LISTED RECORDS:
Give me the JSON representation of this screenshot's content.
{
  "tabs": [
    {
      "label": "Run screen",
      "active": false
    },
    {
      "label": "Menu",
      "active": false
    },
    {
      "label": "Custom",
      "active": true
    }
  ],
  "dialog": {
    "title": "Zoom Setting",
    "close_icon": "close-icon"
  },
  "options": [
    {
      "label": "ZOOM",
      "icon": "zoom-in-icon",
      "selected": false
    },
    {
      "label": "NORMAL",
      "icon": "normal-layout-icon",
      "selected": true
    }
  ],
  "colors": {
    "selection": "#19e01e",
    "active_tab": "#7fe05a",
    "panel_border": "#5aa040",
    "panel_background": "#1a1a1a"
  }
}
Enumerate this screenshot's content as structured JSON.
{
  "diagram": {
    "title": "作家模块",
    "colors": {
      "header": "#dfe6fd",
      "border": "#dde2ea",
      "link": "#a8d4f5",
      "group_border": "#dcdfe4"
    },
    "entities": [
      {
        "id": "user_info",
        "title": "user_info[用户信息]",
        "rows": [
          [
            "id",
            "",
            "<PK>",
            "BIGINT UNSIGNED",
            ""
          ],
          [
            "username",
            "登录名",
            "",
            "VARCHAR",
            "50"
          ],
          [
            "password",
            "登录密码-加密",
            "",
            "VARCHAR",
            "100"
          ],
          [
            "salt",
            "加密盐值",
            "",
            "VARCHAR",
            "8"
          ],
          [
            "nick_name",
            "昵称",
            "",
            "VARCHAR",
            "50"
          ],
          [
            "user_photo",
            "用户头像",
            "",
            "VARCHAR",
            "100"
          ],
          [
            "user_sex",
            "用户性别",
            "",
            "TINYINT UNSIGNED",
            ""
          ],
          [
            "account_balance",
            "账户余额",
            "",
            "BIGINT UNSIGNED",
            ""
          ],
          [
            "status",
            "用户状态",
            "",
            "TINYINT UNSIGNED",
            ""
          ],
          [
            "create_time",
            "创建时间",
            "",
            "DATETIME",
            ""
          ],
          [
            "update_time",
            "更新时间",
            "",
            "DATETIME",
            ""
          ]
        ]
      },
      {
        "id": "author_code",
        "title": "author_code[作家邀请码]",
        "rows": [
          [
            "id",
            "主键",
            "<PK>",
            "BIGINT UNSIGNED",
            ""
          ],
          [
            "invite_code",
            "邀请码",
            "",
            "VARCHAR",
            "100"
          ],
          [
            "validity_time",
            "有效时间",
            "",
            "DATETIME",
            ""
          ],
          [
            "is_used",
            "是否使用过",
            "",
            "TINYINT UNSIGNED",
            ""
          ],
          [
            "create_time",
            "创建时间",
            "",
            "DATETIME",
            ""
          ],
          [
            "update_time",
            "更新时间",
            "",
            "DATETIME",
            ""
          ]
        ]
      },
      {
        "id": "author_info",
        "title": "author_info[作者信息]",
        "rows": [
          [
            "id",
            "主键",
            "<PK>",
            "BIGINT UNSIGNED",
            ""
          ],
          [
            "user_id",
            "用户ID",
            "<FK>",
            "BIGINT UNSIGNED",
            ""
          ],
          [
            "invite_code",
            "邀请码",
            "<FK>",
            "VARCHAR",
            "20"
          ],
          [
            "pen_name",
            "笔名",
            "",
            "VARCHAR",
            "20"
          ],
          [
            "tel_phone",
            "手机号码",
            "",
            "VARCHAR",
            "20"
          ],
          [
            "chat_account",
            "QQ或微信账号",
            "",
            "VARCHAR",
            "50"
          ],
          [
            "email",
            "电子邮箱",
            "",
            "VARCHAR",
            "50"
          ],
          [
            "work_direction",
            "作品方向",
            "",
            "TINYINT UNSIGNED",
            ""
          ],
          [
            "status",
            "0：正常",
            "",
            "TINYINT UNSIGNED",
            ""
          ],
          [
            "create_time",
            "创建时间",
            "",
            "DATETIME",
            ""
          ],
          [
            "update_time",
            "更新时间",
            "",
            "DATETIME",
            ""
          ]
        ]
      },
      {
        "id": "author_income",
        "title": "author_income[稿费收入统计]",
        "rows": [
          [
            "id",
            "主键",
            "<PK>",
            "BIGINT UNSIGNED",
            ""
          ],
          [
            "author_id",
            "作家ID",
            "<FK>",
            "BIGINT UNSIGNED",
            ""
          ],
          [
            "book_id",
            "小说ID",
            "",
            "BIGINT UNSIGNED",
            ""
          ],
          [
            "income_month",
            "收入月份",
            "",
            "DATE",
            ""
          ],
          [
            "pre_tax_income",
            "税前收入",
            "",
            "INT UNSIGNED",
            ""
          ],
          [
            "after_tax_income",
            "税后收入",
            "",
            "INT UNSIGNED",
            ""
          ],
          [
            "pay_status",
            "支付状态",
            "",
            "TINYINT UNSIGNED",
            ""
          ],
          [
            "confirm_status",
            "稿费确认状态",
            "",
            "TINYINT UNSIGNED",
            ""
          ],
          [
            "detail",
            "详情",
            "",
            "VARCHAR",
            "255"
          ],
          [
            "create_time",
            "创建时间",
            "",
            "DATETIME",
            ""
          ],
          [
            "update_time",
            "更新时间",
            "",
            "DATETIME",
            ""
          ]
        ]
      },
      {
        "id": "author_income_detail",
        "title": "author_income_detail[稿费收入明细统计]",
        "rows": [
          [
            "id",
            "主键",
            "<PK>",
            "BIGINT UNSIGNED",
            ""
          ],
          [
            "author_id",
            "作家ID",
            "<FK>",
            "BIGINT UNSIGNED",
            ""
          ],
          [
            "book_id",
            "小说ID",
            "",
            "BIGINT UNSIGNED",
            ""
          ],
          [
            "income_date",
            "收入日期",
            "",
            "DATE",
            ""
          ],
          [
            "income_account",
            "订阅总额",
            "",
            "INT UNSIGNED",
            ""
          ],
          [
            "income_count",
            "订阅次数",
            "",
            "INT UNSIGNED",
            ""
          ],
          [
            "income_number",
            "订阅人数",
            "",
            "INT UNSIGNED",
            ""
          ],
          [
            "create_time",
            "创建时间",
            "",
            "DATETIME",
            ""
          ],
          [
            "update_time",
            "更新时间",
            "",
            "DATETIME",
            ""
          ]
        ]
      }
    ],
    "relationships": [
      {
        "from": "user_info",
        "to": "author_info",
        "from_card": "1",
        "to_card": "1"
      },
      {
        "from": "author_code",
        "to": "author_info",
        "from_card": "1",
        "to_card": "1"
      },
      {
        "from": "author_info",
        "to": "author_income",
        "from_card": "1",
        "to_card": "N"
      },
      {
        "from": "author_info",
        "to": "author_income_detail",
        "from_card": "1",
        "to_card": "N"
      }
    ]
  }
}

EXERCISE DIRECTIONS:
Pull out all lines of the data with the string "label".

EXERCISE OUTPUT:
      "label": "Run screen",
      "label": "Menu",
      "label": "Custom",
      "label": "ZOOM",
      "label": "NORMAL",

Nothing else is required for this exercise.